— START Dataset records —
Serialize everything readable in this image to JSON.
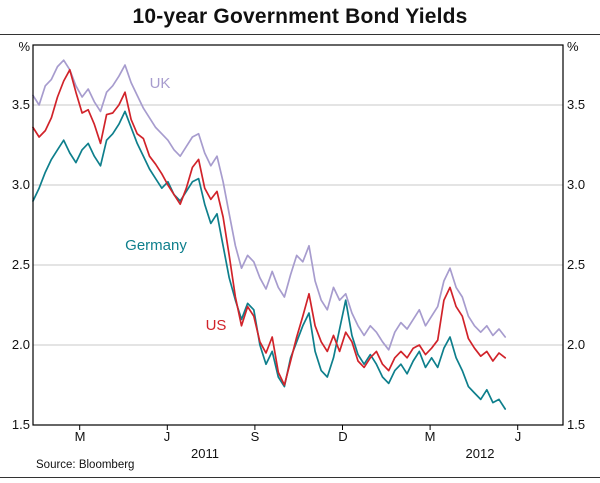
{
  "chart": {
    "title": "10-year Government Bond Yields",
    "unit_left": "%",
    "unit_right": "%",
    "source": "Source: Bloomberg",
    "year_labels": [
      {
        "text": "2011",
        "x_month": 6.3
      },
      {
        "text": "2012",
        "x_month": 15.7
      }
    ]
  },
  "chart_data": {
    "type": "line",
    "title": "10-year Government Bond Yields",
    "ylabel": "%",
    "x_unit": "months since 2011-01-01",
    "x_start": 0.4,
    "x_step": 0.21,
    "xlim": [
      0.4,
      18.55
    ],
    "ylim": [
      1.5,
      3.875
    ],
    "y_ticks": [
      1.5,
      2.0,
      2.5,
      3.0,
      3.5
    ],
    "grid": "horizontal",
    "x_ticks": [
      {
        "label": "M",
        "month": 2
      },
      {
        "label": "J",
        "month": 5
      },
      {
        "label": "S",
        "month": 8
      },
      {
        "label": "D",
        "month": 11
      },
      {
        "label": "M",
        "month": 14
      },
      {
        "label": "J",
        "month": 17
      }
    ],
    "series": [
      {
        "name": "UK",
        "color": "#a79cce",
        "label": {
          "x_month": 4.75,
          "y": 3.63
        },
        "values": [
          3.56,
          3.5,
          3.62,
          3.66,
          3.74,
          3.78,
          3.72,
          3.62,
          3.55,
          3.6,
          3.52,
          3.46,
          3.58,
          3.62,
          3.68,
          3.75,
          3.64,
          3.56,
          3.48,
          3.42,
          3.36,
          3.32,
          3.28,
          3.22,
          3.18,
          3.24,
          3.3,
          3.32,
          3.2,
          3.12,
          3.18,
          3.02,
          2.82,
          2.62,
          2.48,
          2.56,
          2.52,
          2.42,
          2.35,
          2.46,
          2.36,
          2.3,
          2.44,
          2.56,
          2.52,
          2.62,
          2.4,
          2.28,
          2.22,
          2.36,
          2.28,
          2.32,
          2.2,
          2.12,
          2.06,
          2.12,
          2.08,
          2.02,
          1.97,
          2.08,
          2.14,
          2.1,
          2.16,
          2.22,
          2.12,
          2.18,
          2.24,
          2.4,
          2.48,
          2.36,
          2.3,
          2.18,
          2.12,
          2.08,
          2.12,
          2.06,
          2.1,
          2.05
        ]
      },
      {
        "name": "Germany",
        "color": "#0e7f8c",
        "label": {
          "x_month": 4.6,
          "y": 2.62
        },
        "values": [
          2.9,
          2.98,
          3.08,
          3.16,
          3.22,
          3.28,
          3.2,
          3.14,
          3.22,
          3.26,
          3.18,
          3.12,
          3.28,
          3.32,
          3.38,
          3.46,
          3.36,
          3.26,
          3.18,
          3.1,
          3.04,
          2.98,
          3.02,
          2.94,
          2.9,
          2.96,
          3.02,
          3.04,
          2.88,
          2.76,
          2.82,
          2.62,
          2.42,
          2.28,
          2.16,
          2.26,
          2.22,
          2.0,
          1.88,
          1.96,
          1.8,
          1.74,
          1.92,
          2.02,
          2.12,
          2.2,
          1.96,
          1.84,
          1.8,
          1.92,
          2.1,
          2.28,
          2.06,
          1.94,
          1.88,
          1.94,
          1.88,
          1.8,
          1.76,
          1.84,
          1.88,
          1.82,
          1.9,
          1.96,
          1.86,
          1.92,
          1.86,
          1.98,
          2.05,
          1.92,
          1.84,
          1.74,
          1.7,
          1.66,
          1.72,
          1.64,
          1.66,
          1.6
        ]
      },
      {
        "name": "US",
        "color": "#d1232a",
        "label": {
          "x_month": 6.65,
          "y": 2.12
        },
        "values": [
          3.36,
          3.3,
          3.34,
          3.42,
          3.55,
          3.65,
          3.72,
          3.58,
          3.45,
          3.47,
          3.38,
          3.26,
          3.44,
          3.45,
          3.5,
          3.58,
          3.41,
          3.32,
          3.29,
          3.18,
          3.13,
          3.07,
          3.0,
          2.94,
          2.88,
          2.98,
          3.11,
          3.16,
          2.98,
          2.91,
          2.96,
          2.8,
          2.56,
          2.3,
          2.12,
          2.24,
          2.18,
          2.02,
          1.95,
          2.05,
          1.83,
          1.75,
          1.9,
          2.05,
          2.18,
          2.32,
          2.12,
          2.02,
          1.96,
          2.06,
          1.96,
          2.08,
          2.02,
          1.9,
          1.86,
          1.92,
          1.96,
          1.88,
          1.84,
          1.92,
          1.96,
          1.92,
          1.98,
          2.0,
          1.94,
          1.98,
          2.03,
          2.28,
          2.36,
          2.24,
          2.18,
          2.04,
          1.98,
          1.93,
          1.96,
          1.9,
          1.95,
          1.92
        ]
      }
    ]
  }
}
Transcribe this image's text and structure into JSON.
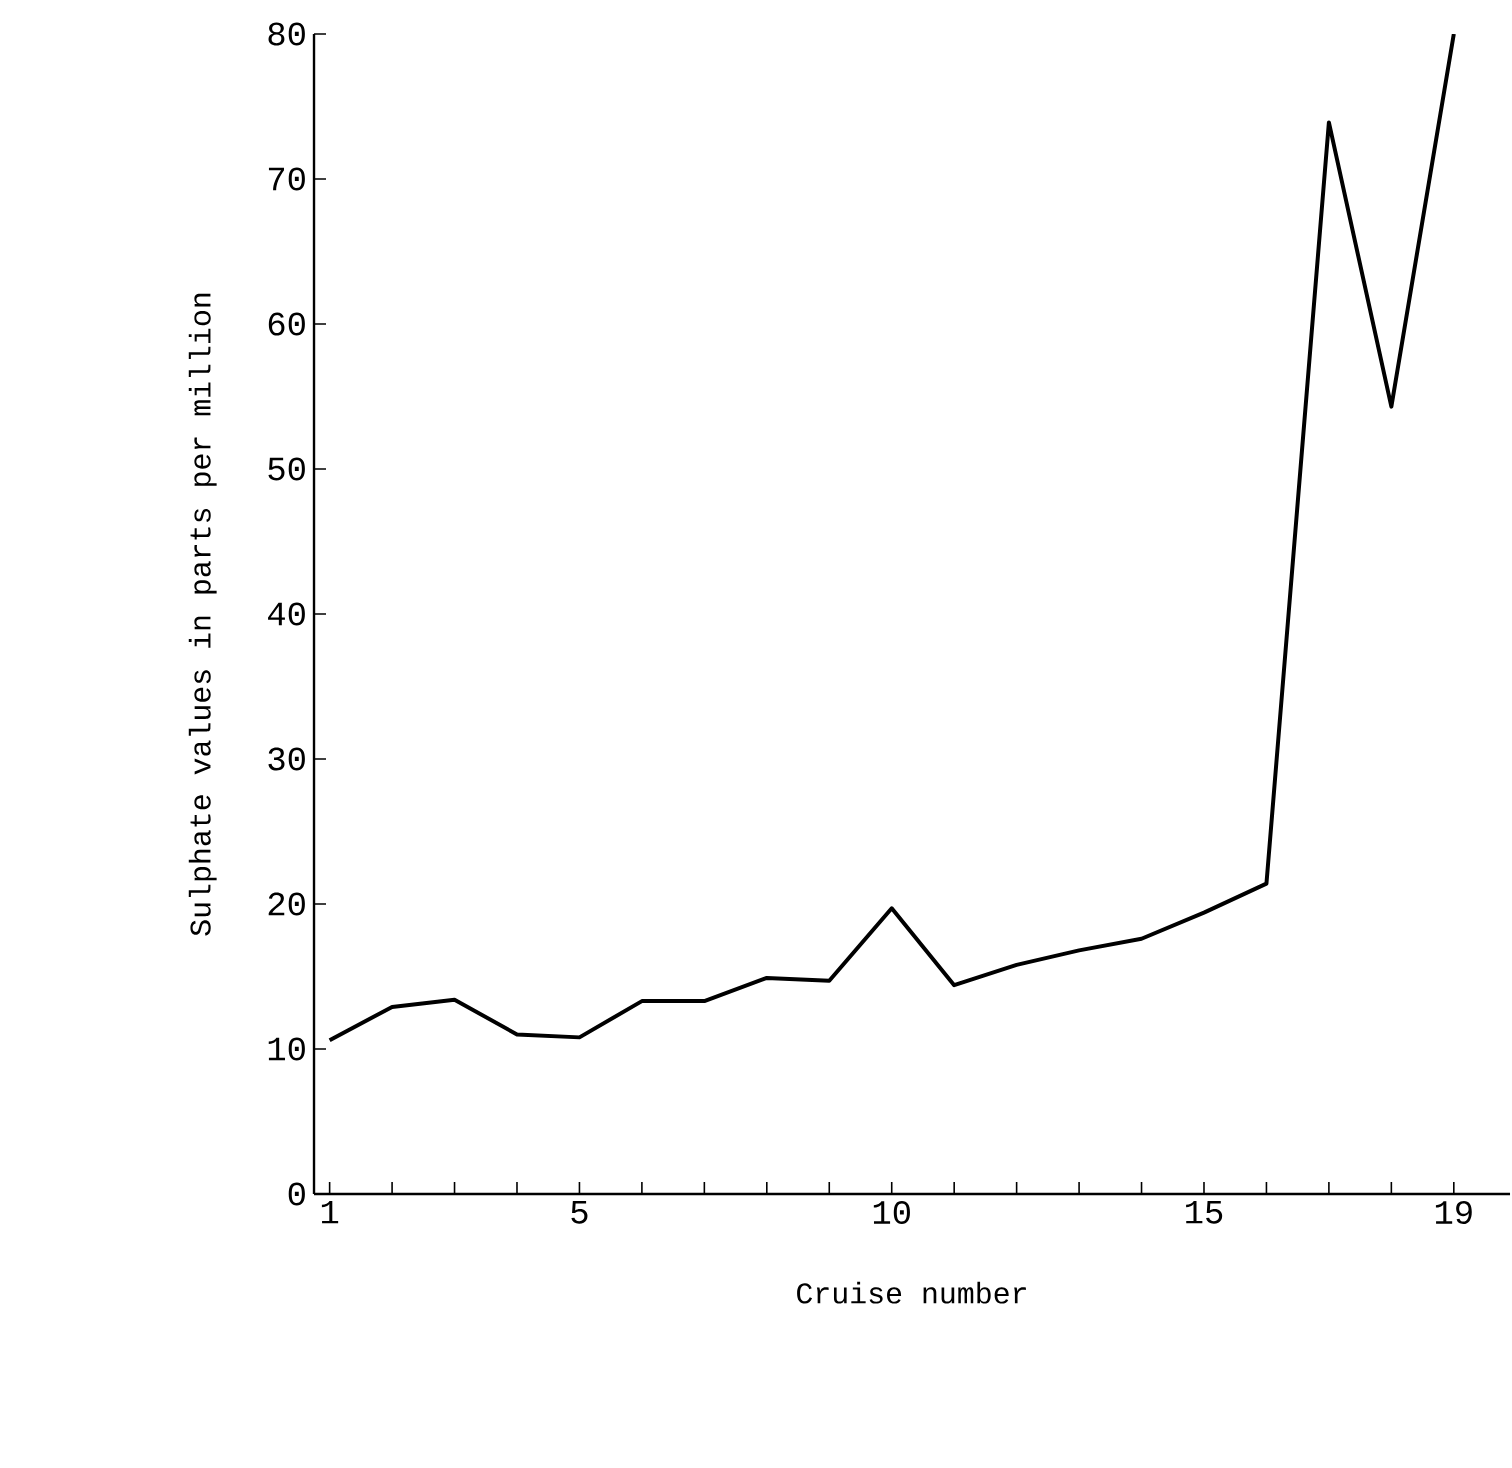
{
  "chart_data": {
    "type": "line",
    "xlabel": "Cruise number",
    "ylabel": "Sulphate values in parts per million",
    "x": [
      1,
      2,
      3,
      4,
      5,
      6,
      7,
      8,
      9,
      10,
      11,
      12,
      13,
      14,
      15,
      16,
      17,
      18,
      19
    ],
    "values": [
      10.6,
      12.9,
      13.4,
      11.0,
      10.8,
      13.3,
      13.3,
      14.9,
      14.7,
      19.7,
      14.4,
      15.8,
      16.8,
      17.6,
      19.4,
      21.4,
      73.9,
      54.3,
      80
    ],
    "color": "#000000",
    "xlim": [
      0.75,
      19.9
    ],
    "ylim": [
      0,
      80
    ],
    "xticks": [
      1,
      {
        "value": 2,
        "label": null
      },
      {
        "value": 3,
        "label": null
      },
      {
        "value": 4,
        "label": null
      },
      5,
      {
        "value": 6,
        "label": null
      },
      {
        "value": 7,
        "label": null
      },
      {
        "value": 8,
        "label": null
      },
      {
        "value": 9,
        "label": null
      },
      10,
      {
        "value": 11,
        "label": null
      },
      {
        "value": 12,
        "label": null
      },
      {
        "value": 13,
        "label": null
      },
      {
        "value": 14,
        "label": null
      },
      15,
      {
        "value": 16,
        "label": null
      },
      {
        "value": 17,
        "label": null
      },
      {
        "value": 18,
        "label": null
      },
      19
    ],
    "yticks": [
      0,
      10,
      20,
      30,
      40,
      50,
      60,
      70,
      80
    ],
    "marker": "none",
    "line_style": "solid"
  }
}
— END Dataset records —
◆ To be done ◆
Your task is an exact transcription of all the data, minus the pictures.

◆ Solution ◆
Serialize everything readable in this image to JSON.
{
  "chart": {
    "title": "10-year Government Bond Yields",
    "unit_left": "%",
    "unit_right": "%",
    "source": "Source: Bloomberg",
    "year_labels": [
      {
        "text": "2011",
        "x_month": 6.3
      },
      {
        "text": "2012",
        "x_month": 15.7
      }
    ]
  },
  "chart_data": {
    "type": "line",
    "title": "10-year Government Bond Yields",
    "ylabel": "%",
    "x_unit": "months since 2011-01-01",
    "x_start": 0.4,
    "x_step": 0.21,
    "xlim": [
      0.4,
      18.55
    ],
    "ylim": [
      1.5,
      3.875
    ],
    "y_ticks": [
      1.5,
      2.0,
      2.5,
      3.0,
      3.5
    ],
    "grid": "horizontal",
    "x_ticks": [
      {
        "label": "M",
        "month": 2
      },
      {
        "label": "J",
        "month": 5
      },
      {
        "label": "S",
        "month": 8
      },
      {
        "label": "D",
        "month": 11
      },
      {
        "label": "M",
        "month": 14
      },
      {
        "label": "J",
        "month": 17
      }
    ],
    "series": [
      {
        "name": "UK",
        "color": "#a79cce",
        "label": {
          "x_month": 4.75,
          "y": 3.63
        },
        "values": [
          3.56,
          3.5,
          3.62,
          3.66,
          3.74,
          3.78,
          3.72,
          3.62,
          3.55,
          3.6,
          3.52,
          3.46,
          3.58,
          3.62,
          3.68,
          3.75,
          3.64,
          3.56,
          3.48,
          3.42,
          3.36,
          3.32,
          3.28,
          3.22,
          3.18,
          3.24,
          3.3,
          3.32,
          3.2,
          3.12,
          3.18,
          3.02,
          2.82,
          2.62,
          2.48,
          2.56,
          2.52,
          2.42,
          2.35,
          2.46,
          2.36,
          2.3,
          2.44,
          2.56,
          2.52,
          2.62,
          2.4,
          2.28,
          2.22,
          2.36,
          2.28,
          2.32,
          2.2,
          2.12,
          2.06,
          2.12,
          2.08,
          2.02,
          1.97,
          2.08,
          2.14,
          2.1,
          2.16,
          2.22,
          2.12,
          2.18,
          2.24,
          2.4,
          2.48,
          2.36,
          2.3,
          2.18,
          2.12,
          2.08,
          2.12,
          2.06,
          2.1,
          2.05
        ]
      },
      {
        "name": "Germany",
        "color": "#0e7f8c",
        "label": {
          "x_month": 4.6,
          "y": 2.62
        },
        "values": [
          2.9,
          2.98,
          3.08,
          3.16,
          3.22,
          3.28,
          3.2,
          3.14,
          3.22,
          3.26,
          3.18,
          3.12,
          3.28,
          3.32,
          3.38,
          3.46,
          3.36,
          3.26,
          3.18,
          3.1,
          3.04,
          2.98,
          3.02,
          2.94,
          2.9,
          2.96,
          3.02,
          3.04,
          2.88,
          2.76,
          2.82,
          2.62,
          2.42,
          2.28,
          2.16,
          2.26,
          2.22,
          2.0,
          1.88,
          1.96,
          1.8,
          1.74,
          1.92,
          2.02,
          2.12,
          2.2,
          1.96,
          1.84,
          1.8,
          1.92,
          2.1,
          2.28,
          2.06,
          1.94,
          1.88,
          1.94,
          1.88,
          1.8,
          1.76,
          1.84,
          1.88,
          1.82,
          1.9,
          1.96,
          1.86,
          1.92,
          1.86,
          1.98,
          2.05,
          1.92,
          1.84,
          1.74,
          1.7,
          1.66,
          1.72,
          1.64,
          1.66,
          1.6
        ]
      },
      {
        "name": "US",
        "color": "#d1232a",
        "label": {
          "x_month": 6.65,
          "y": 2.12
        },
        "values": [
          3.36,
          3.3,
          3.34,
          3.42,
          3.55,
          3.65,
          3.72,
          3.58,
          3.45,
          3.47,
          3.38,
          3.26,
          3.44,
          3.45,
          3.5,
          3.58,
          3.41,
          3.32,
          3.29,
          3.18,
          3.13,
          3.07,
          3.0,
          2.94,
          2.88,
          2.98,
          3.11,
          3.16,
          2.98,
          2.91,
          2.96,
          2.8,
          2.56,
          2.3,
          2.12,
          2.24,
          2.18,
          2.02,
          1.95,
          2.05,
          1.83,
          1.75,
          1.9,
          2.05,
          2.18,
          2.32,
          2.12,
          2.02,
          1.96,
          2.06,
          1.96,
          2.08,
          2.02,
          1.9,
          1.86,
          1.92,
          1.96,
          1.88,
          1.84,
          1.92,
          1.96,
          1.92,
          1.98,
          2.0,
          1.94,
          1.98,
          2.03,
          2.28,
          2.36,
          2.24,
          2.18,
          2.04,
          1.98,
          1.93,
          1.96,
          1.9,
          1.95,
          1.92
        ]
      }
    ]
  }
}
Transcribe this image's text and structure into JSON.
{
  "chart_data": {
    "type": "line",
    "xlabel": "Cruise number",
    "ylabel": "Sulphate values in parts per million",
    "x": [
      1,
      2,
      3,
      4,
      5,
      6,
      7,
      8,
      9,
      10,
      11,
      12,
      13,
      14,
      15,
      16,
      17,
      18,
      19
    ],
    "values": [
      10.6,
      12.9,
      13.4,
      11.0,
      10.8,
      13.3,
      13.3,
      14.9,
      14.7,
      19.7,
      14.4,
      15.8,
      16.8,
      17.6,
      19.4,
      21.4,
      73.9,
      54.3,
      80
    ],
    "color": "#000000",
    "xlim": [
      0.75,
      19.9
    ],
    "ylim": [
      0,
      80
    ],
    "xticks": [
      1,
      {
        "value": 2,
        "label": null
      },
      {
        "value": 3,
        "label": null
      },
      {
        "value": 4,
        "label": null
      },
      5,
      {
        "value": 6,
        "label": null
      },
      {
        "value": 7,
        "label": null
      },
      {
        "value": 8,
        "label": null
      },
      {
        "value": 9,
        "label": null
      },
      10,
      {
        "value": 11,
        "label": null
      },
      {
        "value": 12,
        "label": null
      },
      {
        "value": 13,
        "label": null
      },
      {
        "value": 14,
        "label": null
      },
      15,
      {
        "value": 16,
        "label": null
      },
      {
        "value": 17,
        "label": null
      },
      {
        "value": 18,
        "label": null
      },
      19
    ],
    "yticks": [
      0,
      10,
      20,
      30,
      40,
      50,
      60,
      70,
      80
    ],
    "marker": "none",
    "line_style": "solid"
  }
}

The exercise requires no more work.